-- STORED RECORDS --

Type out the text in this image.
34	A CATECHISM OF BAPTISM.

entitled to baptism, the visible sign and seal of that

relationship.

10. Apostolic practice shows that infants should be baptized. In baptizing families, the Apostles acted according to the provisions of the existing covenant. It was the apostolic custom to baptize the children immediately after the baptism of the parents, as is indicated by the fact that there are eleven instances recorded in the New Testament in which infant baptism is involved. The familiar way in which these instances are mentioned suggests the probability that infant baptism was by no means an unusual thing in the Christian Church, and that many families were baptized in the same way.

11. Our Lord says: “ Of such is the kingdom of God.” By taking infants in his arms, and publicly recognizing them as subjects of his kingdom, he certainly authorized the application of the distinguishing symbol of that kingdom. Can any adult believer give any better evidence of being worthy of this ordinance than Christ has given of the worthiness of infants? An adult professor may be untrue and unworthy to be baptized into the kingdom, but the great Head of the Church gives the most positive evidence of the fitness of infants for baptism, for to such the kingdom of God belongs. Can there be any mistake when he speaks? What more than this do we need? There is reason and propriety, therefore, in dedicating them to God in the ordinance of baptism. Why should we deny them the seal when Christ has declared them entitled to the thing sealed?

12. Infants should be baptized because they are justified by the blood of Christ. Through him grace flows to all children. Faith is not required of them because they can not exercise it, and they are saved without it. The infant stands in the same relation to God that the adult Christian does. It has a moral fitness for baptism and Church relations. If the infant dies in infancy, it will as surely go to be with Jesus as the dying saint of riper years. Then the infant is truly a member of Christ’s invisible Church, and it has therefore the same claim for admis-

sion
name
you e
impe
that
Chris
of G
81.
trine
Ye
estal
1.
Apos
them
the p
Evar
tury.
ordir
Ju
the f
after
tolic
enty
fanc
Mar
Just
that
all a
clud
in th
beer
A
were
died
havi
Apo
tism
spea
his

-- EXERCISE GOAL --
Find and copy each line above that includes the string "Christian".

-- RESULT FOR THIS EXERCISE --
10. Apostolic practice shows that infants should be baptized. In baptizing families, the Apostles acted according to the provisions of the existing covenant. It was the apostolic custom to baptize the children immediately after the baptism of the parents, as is indicated by the fact that there are eleven instances recorded in the New Testament in which infant baptism is involved. The familiar way in which these instances are mentioned suggests the probability that infant baptism was by no means an unusual thing in the Christian Church, and that many families were baptized in the same way.
12. Infants should be baptized because they are justified by the blood of Christ. Through him grace flows to all children. Faith is not required of them because they can not exercise it, and they are saved without it. The infant stands in the same relation to God that the adult Christian does. It has a moral fitness for baptism and Church relations. If the infant dies in infancy, it will as surely go to be with Jesus as the dying saint of riper years. Then the infant is truly a member of Christ’s invisible Church, and it has therefore the same claim for admis-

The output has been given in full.